◆ WHAT IS REQUIRED
Could you write out the records below exactly as they appear?

(Raw records)
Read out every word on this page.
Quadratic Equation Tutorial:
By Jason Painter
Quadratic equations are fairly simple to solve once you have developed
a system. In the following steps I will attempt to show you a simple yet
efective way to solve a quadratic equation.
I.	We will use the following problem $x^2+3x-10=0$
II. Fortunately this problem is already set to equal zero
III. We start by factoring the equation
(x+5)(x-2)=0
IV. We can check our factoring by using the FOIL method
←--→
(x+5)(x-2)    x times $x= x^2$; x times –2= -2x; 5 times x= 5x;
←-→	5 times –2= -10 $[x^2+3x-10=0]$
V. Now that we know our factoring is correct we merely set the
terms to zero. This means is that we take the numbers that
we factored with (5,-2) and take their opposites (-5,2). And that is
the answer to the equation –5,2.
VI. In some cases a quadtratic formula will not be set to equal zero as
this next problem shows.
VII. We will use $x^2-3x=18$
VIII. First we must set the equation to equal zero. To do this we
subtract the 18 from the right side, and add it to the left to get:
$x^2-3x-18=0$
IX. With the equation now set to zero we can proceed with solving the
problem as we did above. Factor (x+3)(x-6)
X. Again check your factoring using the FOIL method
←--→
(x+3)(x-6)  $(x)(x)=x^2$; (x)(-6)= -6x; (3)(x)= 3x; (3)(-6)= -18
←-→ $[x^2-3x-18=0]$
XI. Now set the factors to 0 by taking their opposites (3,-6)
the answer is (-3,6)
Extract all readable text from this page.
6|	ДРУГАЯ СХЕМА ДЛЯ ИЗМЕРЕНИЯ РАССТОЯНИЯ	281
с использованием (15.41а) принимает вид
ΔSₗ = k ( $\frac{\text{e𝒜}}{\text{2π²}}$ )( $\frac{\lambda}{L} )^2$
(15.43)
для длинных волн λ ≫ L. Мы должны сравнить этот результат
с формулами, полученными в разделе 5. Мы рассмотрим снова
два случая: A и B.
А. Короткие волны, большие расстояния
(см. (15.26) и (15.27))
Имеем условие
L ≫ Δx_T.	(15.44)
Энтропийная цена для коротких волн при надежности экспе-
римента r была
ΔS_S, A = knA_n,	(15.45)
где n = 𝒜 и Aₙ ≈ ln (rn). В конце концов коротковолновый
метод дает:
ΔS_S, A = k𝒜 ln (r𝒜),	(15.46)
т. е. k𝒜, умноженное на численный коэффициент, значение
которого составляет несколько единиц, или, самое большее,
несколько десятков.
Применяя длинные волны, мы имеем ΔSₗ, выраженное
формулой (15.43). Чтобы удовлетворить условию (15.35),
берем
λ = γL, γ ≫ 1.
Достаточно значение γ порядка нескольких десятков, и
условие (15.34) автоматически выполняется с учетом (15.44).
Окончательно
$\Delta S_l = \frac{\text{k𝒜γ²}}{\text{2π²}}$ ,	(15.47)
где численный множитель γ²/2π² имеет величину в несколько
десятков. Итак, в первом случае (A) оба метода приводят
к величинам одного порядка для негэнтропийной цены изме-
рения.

◆ EXERCISE SOLUTION
Read out every word on this page.
Quadratic Equation Tutorial:
By Jason Painter
Quadratic equations are fairly simple to solve once you have developed
a system. In the following steps I will attempt to show you a simple yet
efective way to solve a quadratic equation.
I.	We will use the following problem $x^2+3x-10=0$
II. Fortunately this problem is already set to equal zero
III. We start by factoring the equation
(x+5)(x-2)=0
IV. We can check our factoring by using the FOIL method
←--→
(x+5)(x-2)    x times $x= x^2$; x times –2= -2x; 5 times x= 5x;
←-→	5 times –2= -10 $[x^2+3x-10=0]$
V. Now that we know our factoring is correct we merely set the
terms to zero. This means is that we take the numbers that
we factored with (5,-2) and take their opposites (-5,2). And that is
the answer to the equation –5,2.
VI. In some cases a quadtratic formula will not be set to equal zero as
this next problem shows.
VII. We will use $x^2-3x=18$
VIII. First we must set the equation to equal zero. To do this we
subtract the 18 from the right side, and add it to the left to get:
$x^2-3x-18=0$
IX. With the equation now set to zero we can proceed with solving the
problem as we did above. Factor (x+3)(x-6)
X. Again check your factoring using the FOIL method
←--→
(x+3)(x-6)  $(x)(x)=x^2$; (x)(-6)= -6x; (3)(x)= 3x; (3)(-6)= -18
←-→ $[x^2-3x-18=0]$
XI. Now set the factors to 0 by taking their opposites (3,-6)
the answer is (-3,6)
Extract all readable text from this page.
6|	ДРУГАЯ СХЕМА ДЛЯ ИЗМЕРЕНИЯ РАССТОЯНИЯ	281
с использованием (15.41а) принимает вид
ΔSₗ = k ( $\frac{\text{e𝒜}}{\text{2π²}}$ )( $\frac{\lambda}{L} )^2$
(15.43)
для длинных волн λ ≫ L. Мы должны сравнить этот результат
с формулами, полученными в разделе 5. Мы рассмотрим снова
два случая: A и B.
А. Короткие волны, большие расстояния
(см. (15.26) и (15.27))
Имеем условие
L ≫ Δx_T.	(15.44)
Энтропийная цена для коротких волн при надежности экспе-
римента r была
ΔS_S, A = knA_n,	(15.45)
где n = 𝒜 и Aₙ ≈ ln (rn). В конце концов коротковолновый
метод дает:
ΔS_S, A = k𝒜 ln (r𝒜),	(15.46)
т. е. k𝒜, умноженное на численный коэффициент, значение
которого составляет несколько единиц, или, самое большее,
несколько десятков.
Применяя длинные волны, мы имеем ΔSₗ, выраженное
формулой (15.43). Чтобы удовлетворить условию (15.35),
берем
λ = γL, γ ≫ 1.
Достаточно значение γ порядка нескольких десятков, и
условие (15.34) автоматически выполняется с учетом (15.44).
Окончательно
$\Delta S_l = \frac{\text{k𝒜γ²}}{\text{2π²}}$ ,	(15.47)
где численный множитель γ²/2π² имеет величину в несколько
десятков. Итак, в первом случае (A) оба метода приводят
к величинам одного порядка для негэнтропийной цены изме-
рения.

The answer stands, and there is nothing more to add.